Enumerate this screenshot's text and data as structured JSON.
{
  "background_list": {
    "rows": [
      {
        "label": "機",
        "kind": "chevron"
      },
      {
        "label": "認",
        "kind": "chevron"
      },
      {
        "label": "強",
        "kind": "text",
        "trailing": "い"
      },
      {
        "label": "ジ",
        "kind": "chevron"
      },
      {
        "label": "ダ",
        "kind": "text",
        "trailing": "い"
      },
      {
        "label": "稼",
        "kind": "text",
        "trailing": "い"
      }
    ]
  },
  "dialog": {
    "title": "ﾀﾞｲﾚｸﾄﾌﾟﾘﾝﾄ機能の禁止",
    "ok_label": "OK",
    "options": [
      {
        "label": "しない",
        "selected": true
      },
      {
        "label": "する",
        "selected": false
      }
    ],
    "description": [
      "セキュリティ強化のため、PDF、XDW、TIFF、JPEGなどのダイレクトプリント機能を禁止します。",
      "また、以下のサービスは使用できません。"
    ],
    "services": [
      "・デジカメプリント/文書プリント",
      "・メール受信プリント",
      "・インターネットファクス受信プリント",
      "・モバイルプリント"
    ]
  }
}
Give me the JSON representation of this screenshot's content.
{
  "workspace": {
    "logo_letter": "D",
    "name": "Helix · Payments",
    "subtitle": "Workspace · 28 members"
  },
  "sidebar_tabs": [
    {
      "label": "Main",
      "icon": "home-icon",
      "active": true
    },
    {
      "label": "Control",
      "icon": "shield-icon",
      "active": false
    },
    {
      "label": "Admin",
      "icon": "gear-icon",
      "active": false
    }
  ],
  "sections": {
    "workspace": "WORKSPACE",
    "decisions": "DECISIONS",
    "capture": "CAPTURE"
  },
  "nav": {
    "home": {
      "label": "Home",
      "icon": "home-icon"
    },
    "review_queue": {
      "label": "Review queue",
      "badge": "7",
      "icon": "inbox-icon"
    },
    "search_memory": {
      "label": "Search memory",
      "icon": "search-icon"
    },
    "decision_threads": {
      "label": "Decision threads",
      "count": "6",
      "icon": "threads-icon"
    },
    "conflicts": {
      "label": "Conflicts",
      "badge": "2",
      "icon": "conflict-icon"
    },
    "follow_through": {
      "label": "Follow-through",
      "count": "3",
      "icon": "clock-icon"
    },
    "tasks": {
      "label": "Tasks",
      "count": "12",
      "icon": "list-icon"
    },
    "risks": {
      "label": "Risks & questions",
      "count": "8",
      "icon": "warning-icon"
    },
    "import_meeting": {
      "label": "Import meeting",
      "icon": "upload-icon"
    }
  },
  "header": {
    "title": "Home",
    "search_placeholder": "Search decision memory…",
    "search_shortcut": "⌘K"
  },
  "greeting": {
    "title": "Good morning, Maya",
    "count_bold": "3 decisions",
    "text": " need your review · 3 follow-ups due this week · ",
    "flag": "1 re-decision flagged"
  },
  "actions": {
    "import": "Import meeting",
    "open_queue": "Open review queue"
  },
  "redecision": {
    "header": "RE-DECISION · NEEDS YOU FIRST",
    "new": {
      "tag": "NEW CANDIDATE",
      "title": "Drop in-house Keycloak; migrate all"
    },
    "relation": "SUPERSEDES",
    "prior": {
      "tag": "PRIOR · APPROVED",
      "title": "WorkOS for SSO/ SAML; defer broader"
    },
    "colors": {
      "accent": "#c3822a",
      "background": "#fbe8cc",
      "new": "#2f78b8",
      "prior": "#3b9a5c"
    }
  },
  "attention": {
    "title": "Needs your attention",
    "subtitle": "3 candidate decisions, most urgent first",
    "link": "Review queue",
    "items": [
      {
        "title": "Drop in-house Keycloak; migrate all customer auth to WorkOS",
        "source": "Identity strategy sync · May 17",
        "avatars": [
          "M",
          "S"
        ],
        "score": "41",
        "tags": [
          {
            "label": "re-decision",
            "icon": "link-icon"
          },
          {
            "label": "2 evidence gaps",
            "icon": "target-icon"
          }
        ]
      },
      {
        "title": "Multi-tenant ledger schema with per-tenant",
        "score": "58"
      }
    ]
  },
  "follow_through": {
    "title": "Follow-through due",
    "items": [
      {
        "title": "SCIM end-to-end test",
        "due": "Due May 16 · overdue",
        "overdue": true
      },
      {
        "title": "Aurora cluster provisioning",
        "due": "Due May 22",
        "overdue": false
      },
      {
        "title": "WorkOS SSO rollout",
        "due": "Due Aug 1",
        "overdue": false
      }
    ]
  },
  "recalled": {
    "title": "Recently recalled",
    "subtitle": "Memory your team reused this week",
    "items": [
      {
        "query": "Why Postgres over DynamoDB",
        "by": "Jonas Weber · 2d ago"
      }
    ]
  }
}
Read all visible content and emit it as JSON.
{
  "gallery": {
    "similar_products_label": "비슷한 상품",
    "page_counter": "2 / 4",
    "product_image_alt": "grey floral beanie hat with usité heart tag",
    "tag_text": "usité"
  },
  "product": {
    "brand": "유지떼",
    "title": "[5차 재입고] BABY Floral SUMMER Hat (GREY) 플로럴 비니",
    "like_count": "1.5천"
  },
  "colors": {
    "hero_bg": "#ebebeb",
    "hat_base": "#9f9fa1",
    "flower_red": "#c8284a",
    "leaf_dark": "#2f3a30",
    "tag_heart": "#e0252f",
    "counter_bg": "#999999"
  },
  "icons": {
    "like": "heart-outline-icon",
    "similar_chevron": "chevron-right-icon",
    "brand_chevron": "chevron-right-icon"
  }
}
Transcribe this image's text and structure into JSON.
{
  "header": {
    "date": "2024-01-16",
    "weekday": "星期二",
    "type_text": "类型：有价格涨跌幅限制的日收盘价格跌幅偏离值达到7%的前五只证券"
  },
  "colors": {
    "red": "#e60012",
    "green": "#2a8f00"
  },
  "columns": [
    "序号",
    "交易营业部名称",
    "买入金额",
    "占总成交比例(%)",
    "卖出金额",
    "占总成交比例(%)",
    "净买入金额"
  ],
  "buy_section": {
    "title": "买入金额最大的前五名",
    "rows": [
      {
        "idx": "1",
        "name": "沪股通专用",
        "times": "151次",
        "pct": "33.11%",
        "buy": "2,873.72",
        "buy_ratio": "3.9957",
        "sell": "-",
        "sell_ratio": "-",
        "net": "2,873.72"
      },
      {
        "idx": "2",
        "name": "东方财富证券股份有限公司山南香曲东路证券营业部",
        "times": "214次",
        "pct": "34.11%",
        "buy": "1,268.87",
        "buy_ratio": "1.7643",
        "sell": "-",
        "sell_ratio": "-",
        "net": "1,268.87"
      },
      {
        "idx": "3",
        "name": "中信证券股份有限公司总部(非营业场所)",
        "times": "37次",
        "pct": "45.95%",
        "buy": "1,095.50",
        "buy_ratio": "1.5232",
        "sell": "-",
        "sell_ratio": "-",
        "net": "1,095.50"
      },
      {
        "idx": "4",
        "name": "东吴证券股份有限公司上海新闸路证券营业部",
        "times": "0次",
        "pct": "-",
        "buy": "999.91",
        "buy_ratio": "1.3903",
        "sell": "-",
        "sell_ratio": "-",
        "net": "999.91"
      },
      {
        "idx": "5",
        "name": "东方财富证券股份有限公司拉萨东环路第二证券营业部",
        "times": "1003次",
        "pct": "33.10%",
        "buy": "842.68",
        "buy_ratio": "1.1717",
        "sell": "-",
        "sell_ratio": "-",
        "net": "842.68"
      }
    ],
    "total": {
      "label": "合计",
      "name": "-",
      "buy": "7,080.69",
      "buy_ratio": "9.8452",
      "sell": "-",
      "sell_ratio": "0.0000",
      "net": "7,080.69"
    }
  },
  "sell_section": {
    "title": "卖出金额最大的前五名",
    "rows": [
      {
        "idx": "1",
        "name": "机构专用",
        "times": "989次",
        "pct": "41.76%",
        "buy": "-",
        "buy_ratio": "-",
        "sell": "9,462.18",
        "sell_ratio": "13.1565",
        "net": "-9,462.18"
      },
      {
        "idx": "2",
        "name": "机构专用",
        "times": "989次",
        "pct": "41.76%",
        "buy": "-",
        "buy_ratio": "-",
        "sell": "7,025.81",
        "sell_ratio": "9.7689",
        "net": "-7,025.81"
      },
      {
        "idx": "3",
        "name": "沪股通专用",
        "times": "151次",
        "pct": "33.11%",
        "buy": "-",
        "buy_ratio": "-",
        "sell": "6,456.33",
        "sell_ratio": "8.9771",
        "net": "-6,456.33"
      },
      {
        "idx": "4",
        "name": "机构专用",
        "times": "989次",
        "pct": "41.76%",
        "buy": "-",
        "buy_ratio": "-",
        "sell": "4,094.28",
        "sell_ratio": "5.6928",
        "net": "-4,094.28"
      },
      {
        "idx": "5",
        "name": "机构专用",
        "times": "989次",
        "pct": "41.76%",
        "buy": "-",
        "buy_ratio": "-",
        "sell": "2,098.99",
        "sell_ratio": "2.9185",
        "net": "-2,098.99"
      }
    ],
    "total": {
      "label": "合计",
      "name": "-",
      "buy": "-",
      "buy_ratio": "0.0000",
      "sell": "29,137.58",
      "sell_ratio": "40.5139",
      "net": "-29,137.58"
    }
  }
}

_ _ _ _

▸ **Exercise requirements**
Tell how many lines in the records above contain "Drop", giving the number and no other words.

▸ **Answer in full**
2